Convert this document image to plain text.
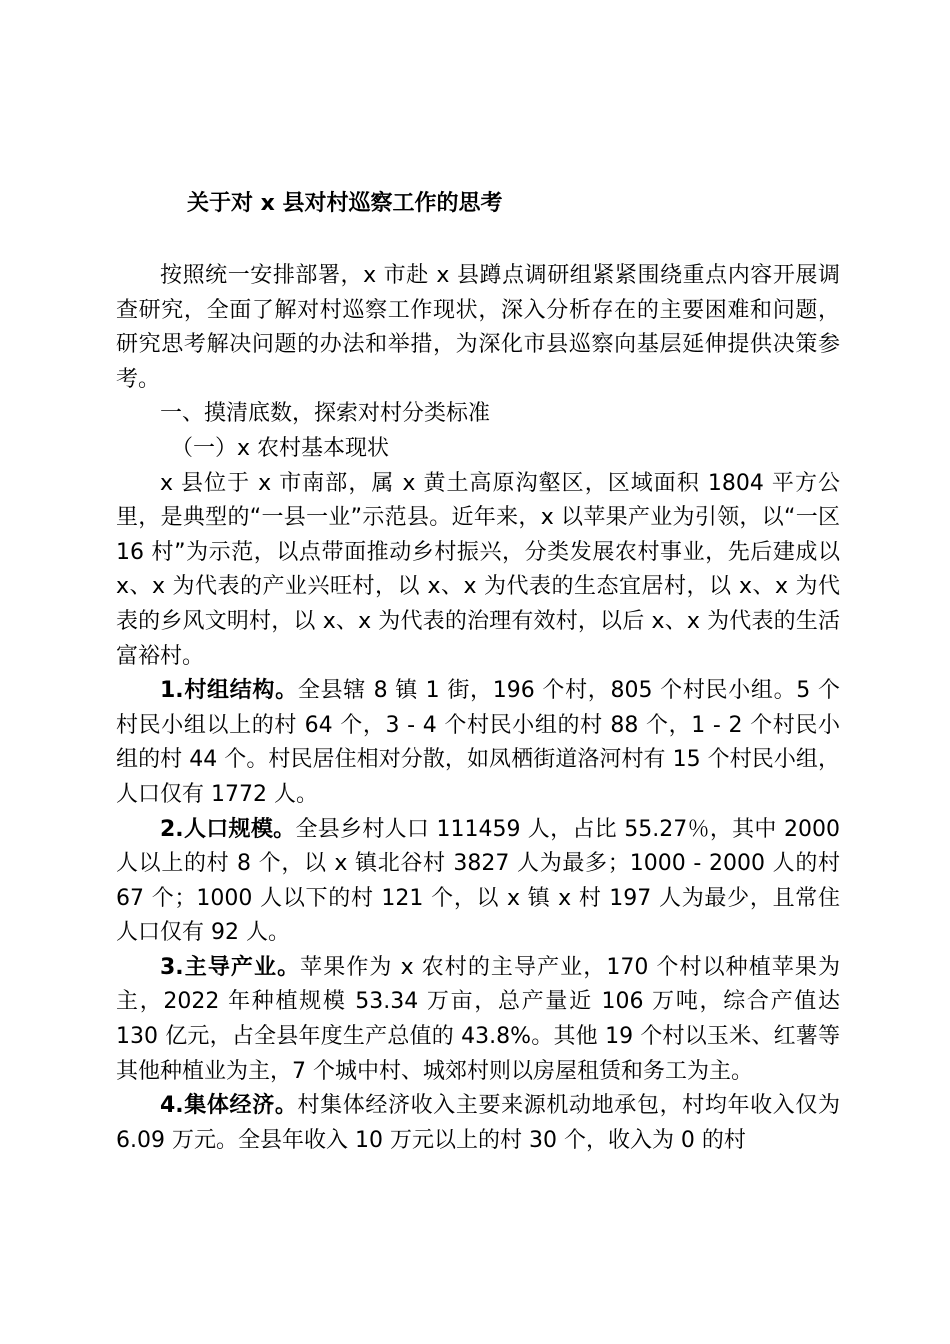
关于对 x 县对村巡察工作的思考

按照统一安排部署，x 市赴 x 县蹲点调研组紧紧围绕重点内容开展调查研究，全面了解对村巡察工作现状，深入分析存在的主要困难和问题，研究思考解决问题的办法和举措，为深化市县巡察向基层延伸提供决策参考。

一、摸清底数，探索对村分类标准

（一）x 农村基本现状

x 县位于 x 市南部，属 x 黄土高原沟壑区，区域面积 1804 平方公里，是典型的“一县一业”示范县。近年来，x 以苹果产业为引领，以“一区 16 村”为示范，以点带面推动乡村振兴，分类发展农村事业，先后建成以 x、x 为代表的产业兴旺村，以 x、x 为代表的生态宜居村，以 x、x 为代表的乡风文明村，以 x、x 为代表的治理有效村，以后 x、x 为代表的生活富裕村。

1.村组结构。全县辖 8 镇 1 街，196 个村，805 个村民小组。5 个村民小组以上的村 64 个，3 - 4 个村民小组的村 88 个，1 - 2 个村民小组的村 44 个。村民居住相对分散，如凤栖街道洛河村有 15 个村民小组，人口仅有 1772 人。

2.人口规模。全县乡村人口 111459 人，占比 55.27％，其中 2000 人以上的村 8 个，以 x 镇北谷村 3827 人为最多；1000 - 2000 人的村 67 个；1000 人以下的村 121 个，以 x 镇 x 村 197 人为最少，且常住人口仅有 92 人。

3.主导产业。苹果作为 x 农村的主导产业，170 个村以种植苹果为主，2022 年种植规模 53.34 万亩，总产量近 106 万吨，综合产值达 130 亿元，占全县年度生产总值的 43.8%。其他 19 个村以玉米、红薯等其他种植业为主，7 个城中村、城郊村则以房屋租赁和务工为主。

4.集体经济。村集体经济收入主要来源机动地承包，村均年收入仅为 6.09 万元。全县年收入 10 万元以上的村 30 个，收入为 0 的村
· · ·
=== PROBLEM TO WORK ON ===
Write out all the entries again, word for word, and print no images.

=== TASK OUTPUT ===
Convert this document image to plain text.
关于对 x 县对村巡察工作的思考

按照统一安排部署，x 市赴 x 县蹲点调研组紧紧围绕重点内容开展调查研究，全面了解对村巡察工作现状，深入分析存在的主要困难和问题，研究思考解决问题的办法和举措，为深化市县巡察向基层延伸提供决策参考。

一、摸清底数，探索对村分类标准

（一）x 农村基本现状

x 县位于 x 市南部，属 x 黄土高原沟壑区，区域面积 1804 平方公里，是典型的“一县一业”示范县。近年来，x 以苹果产业为引领，以“一区 16 村”为示范，以点带面推动乡村振兴，分类发展农村事业，先后建成以 x、x 为代表的产业兴旺村，以 x、x 为代表的生态宜居村，以 x、x 为代表的乡风文明村，以 x、x 为代表的治理有效村，以后 x、x 为代表的生活富裕村。

1.村组结构。全县辖 8 镇 1 街，196 个村，805 个村民小组。5 个村民小组以上的村 64 个，3 - 4 个村民小组的村 88 个，1 - 2 个村民小组的村 44 个。村民居住相对分散，如凤栖街道洛河村有 15 个村民小组，人口仅有 1772 人。

2.人口规模。全县乡村人口 111459 人，占比 55.27％，其中 2000 人以上的村 8 个，以 x 镇北谷村 3827 人为最多；1000 - 2000 人的村 67 个；1000 人以下的村 121 个，以 x 镇 x 村 197 人为最少，且常住人口仅有 92 人。

3.主导产业。苹果作为 x 农村的主导产业，170 个村以种植苹果为主，2022 年种植规模 53.34 万亩，总产量近 106 万吨，综合产值达 130 亿元，占全县年度生产总值的 43.8%。其他 19 个村以玉米、红薯等其他种植业为主，7 个城中村、城郊村则以房屋租赁和务工为主。

4.集体经济。村集体经济收入主要来源机动地承包，村均年收入仅为 6.09 万元。全县年收入 10 万元以上的村 30 个，收入为 0 的村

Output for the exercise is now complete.